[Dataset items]
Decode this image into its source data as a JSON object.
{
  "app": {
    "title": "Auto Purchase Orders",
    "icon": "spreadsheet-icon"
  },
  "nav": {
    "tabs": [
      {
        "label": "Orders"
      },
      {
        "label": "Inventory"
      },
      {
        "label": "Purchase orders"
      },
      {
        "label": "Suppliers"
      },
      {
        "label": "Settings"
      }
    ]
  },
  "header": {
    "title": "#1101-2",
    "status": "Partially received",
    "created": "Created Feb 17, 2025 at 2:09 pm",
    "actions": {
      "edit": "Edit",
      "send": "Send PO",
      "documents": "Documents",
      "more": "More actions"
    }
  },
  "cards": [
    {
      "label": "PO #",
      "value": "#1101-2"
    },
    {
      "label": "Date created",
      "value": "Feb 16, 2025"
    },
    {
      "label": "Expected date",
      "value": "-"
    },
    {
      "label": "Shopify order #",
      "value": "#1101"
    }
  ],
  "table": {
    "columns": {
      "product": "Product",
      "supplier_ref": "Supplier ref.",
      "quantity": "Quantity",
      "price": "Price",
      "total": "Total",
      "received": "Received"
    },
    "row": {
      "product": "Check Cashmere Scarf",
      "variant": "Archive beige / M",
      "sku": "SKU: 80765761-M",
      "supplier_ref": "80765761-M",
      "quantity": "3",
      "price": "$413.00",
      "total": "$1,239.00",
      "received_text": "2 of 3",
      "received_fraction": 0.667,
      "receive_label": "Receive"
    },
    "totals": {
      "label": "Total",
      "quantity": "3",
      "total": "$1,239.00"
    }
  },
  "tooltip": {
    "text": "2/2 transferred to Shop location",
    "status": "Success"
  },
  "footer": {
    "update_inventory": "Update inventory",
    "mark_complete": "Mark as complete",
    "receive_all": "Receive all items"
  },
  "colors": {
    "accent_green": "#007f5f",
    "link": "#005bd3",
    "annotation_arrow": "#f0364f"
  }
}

● **Task directions**: Report only the number of lines in the records that include the word "value".

● **Answer in full**: 4